## Begin Information given

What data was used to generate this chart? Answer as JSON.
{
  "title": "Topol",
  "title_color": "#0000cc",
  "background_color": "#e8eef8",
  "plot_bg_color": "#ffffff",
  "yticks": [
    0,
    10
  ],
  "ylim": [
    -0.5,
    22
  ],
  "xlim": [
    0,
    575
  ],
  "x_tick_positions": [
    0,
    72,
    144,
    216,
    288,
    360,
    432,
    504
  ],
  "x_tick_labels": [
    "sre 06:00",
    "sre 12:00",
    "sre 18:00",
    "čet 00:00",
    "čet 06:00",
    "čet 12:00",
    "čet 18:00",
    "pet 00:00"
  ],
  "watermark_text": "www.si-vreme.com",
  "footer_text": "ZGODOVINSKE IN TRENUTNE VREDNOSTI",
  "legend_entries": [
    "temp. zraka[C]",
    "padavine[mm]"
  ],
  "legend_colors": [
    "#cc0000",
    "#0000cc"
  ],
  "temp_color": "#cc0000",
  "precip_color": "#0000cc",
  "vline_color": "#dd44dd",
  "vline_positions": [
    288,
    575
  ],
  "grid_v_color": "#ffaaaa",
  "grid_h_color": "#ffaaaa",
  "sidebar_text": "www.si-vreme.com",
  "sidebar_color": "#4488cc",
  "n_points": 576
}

## End Information given

=== To be done ===
Give only the number of lines in the material above that hold the word "ffaaaa".

=== Expected output ===
2